Request:
Transcribe the data in full and exactly, omitting any pictures.

(Data records)
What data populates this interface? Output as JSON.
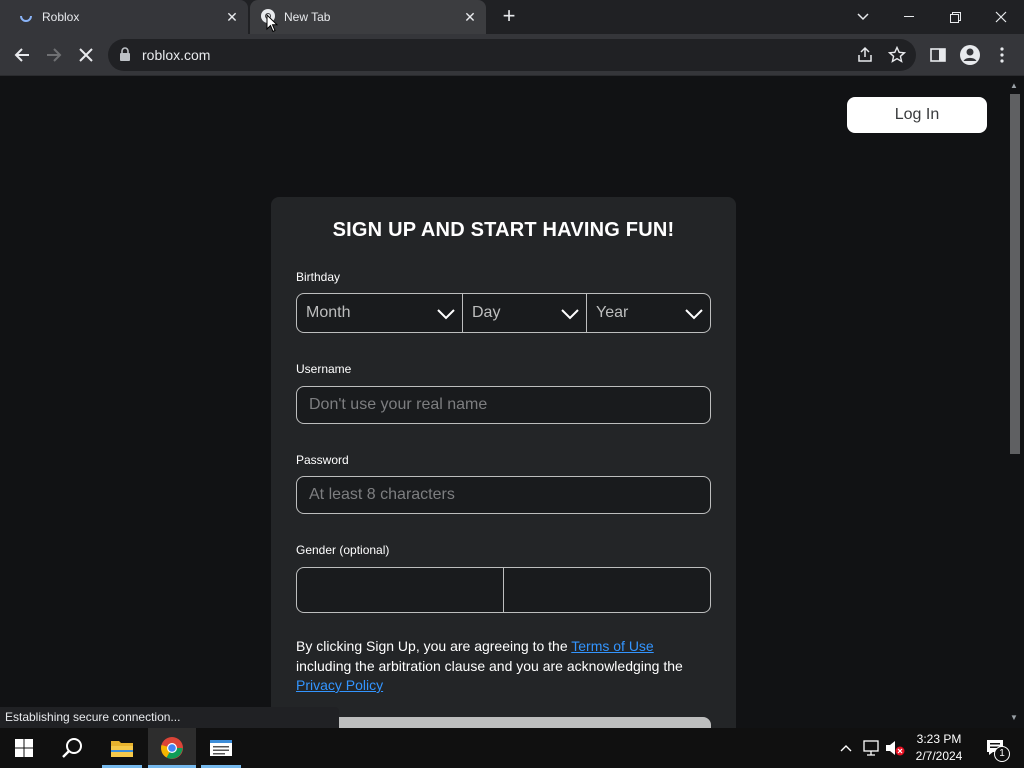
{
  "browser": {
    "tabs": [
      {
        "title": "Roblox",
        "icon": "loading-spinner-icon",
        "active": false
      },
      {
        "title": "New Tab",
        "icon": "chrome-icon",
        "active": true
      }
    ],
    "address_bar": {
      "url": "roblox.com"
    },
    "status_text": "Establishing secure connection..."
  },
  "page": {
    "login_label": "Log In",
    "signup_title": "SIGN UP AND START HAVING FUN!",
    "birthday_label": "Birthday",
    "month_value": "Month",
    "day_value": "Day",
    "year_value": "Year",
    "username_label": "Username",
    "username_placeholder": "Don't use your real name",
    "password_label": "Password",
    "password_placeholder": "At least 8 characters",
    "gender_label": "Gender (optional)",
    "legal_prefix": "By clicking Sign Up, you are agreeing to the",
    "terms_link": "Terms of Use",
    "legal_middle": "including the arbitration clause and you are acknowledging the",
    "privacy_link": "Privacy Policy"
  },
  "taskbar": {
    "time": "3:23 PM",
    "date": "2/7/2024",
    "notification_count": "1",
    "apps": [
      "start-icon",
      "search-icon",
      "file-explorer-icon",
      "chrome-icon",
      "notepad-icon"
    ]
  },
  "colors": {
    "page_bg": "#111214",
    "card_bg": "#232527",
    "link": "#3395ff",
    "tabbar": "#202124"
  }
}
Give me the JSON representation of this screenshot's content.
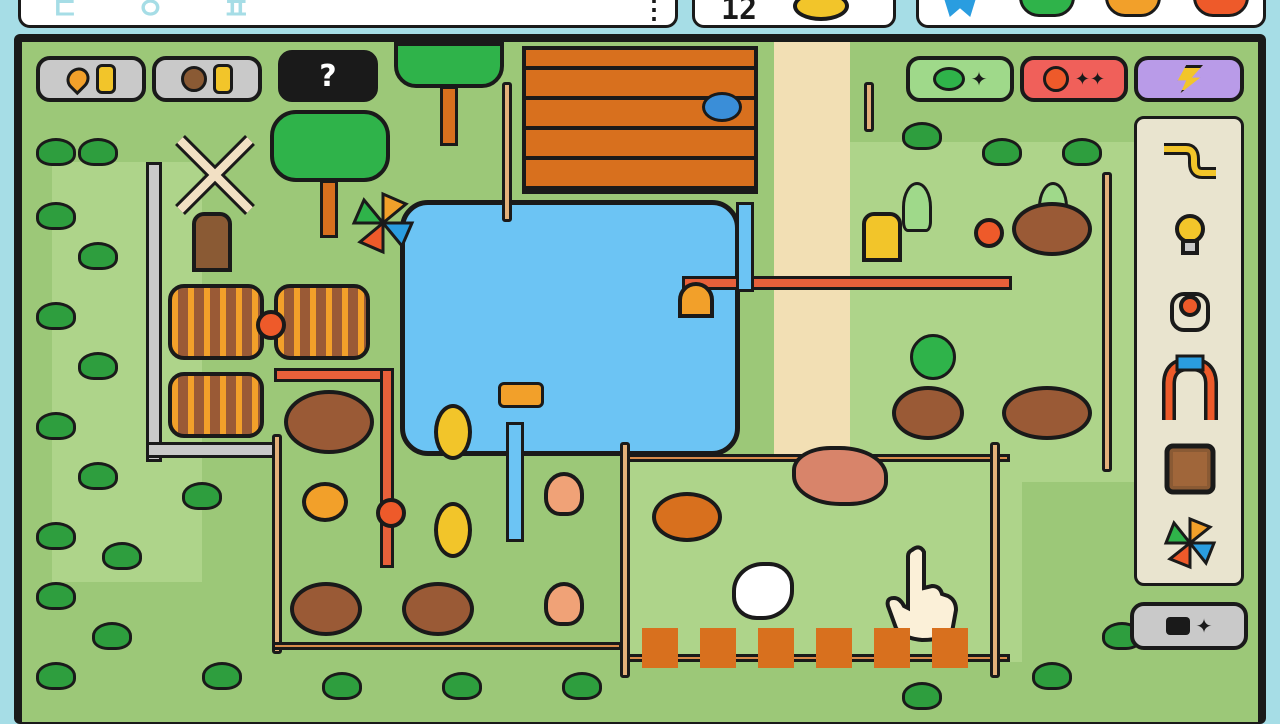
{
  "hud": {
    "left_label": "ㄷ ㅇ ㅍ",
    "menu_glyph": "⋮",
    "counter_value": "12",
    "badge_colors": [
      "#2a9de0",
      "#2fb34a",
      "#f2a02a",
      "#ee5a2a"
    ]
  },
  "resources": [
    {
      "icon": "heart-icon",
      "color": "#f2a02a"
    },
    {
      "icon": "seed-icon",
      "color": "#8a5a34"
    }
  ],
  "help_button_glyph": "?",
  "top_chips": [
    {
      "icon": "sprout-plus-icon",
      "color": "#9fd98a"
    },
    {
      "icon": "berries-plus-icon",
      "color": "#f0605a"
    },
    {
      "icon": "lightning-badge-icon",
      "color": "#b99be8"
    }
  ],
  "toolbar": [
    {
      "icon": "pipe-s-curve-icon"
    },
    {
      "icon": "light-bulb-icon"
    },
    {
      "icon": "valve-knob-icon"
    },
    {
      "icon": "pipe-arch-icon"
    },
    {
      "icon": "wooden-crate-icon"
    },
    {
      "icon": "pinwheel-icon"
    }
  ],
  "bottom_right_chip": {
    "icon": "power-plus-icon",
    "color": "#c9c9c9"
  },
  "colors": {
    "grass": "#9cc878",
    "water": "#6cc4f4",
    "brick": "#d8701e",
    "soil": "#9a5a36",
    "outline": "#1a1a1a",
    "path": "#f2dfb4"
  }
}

Solution for this problem:
What data populates this interface? Output as JSON.
{
  "browser": {
    "tabs": [
      {
        "title": "Roblox",
        "icon": "loading-spinner-icon",
        "active": false
      },
      {
        "title": "New Tab",
        "icon": "chrome-icon",
        "active": true
      }
    ],
    "address_bar": {
      "url": "roblox.com"
    },
    "status_text": "Establishing secure connection..."
  },
  "page": {
    "login_label": "Log In",
    "signup_title": "SIGN UP AND START HAVING FUN!",
    "birthday_label": "Birthday",
    "month_value": "Month",
    "day_value": "Day",
    "year_value": "Year",
    "username_label": "Username",
    "username_placeholder": "Don't use your real name",
    "password_label": "Password",
    "password_placeholder": "At least 8 characters",
    "gender_label": "Gender (optional)",
    "legal_prefix": "By clicking Sign Up, you are agreeing to the",
    "terms_link": "Terms of Use",
    "legal_middle": "including the arbitration clause and you are acknowledging the",
    "privacy_link": "Privacy Policy"
  },
  "taskbar": {
    "time": "3:23 PM",
    "date": "2/7/2024",
    "notification_count": "1",
    "apps": [
      "start-icon",
      "search-icon",
      "file-explorer-icon",
      "chrome-icon",
      "notepad-icon"
    ]
  },
  "colors": {
    "page_bg": "#111214",
    "card_bg": "#232527",
    "link": "#3395ff",
    "tabbar": "#202124"
  }
}
Give me the JSON representation of this screenshot's content.
{
  "hud": {
    "left_label": "ㄷ ㅇ ㅍ",
    "menu_glyph": "⋮",
    "counter_value": "12",
    "badge_colors": [
      "#2a9de0",
      "#2fb34a",
      "#f2a02a",
      "#ee5a2a"
    ]
  },
  "resources": [
    {
      "icon": "heart-icon",
      "color": "#f2a02a"
    },
    {
      "icon": "seed-icon",
      "color": "#8a5a34"
    }
  ],
  "help_button_glyph": "?",
  "top_chips": [
    {
      "icon": "sprout-plus-icon",
      "color": "#9fd98a"
    },
    {
      "icon": "berries-plus-icon",
      "color": "#f0605a"
    },
    {
      "icon": "lightning-badge-icon",
      "color": "#b99be8"
    }
  ],
  "toolbar": [
    {
      "icon": "pipe-s-curve-icon"
    },
    {
      "icon": "light-bulb-icon"
    },
    {
      "icon": "valve-knob-icon"
    },
    {
      "icon": "pipe-arch-icon"
    },
    {
      "icon": "wooden-crate-icon"
    },
    {
      "icon": "pinwheel-icon"
    }
  ],
  "bottom_right_chip": {
    "icon": "power-plus-icon",
    "color": "#c9c9c9"
  },
  "colors": {
    "grass": "#9cc878",
    "water": "#6cc4f4",
    "brick": "#d8701e",
    "soil": "#9a5a36",
    "outline": "#1a1a1a",
    "path": "#f2dfb4"
  }
}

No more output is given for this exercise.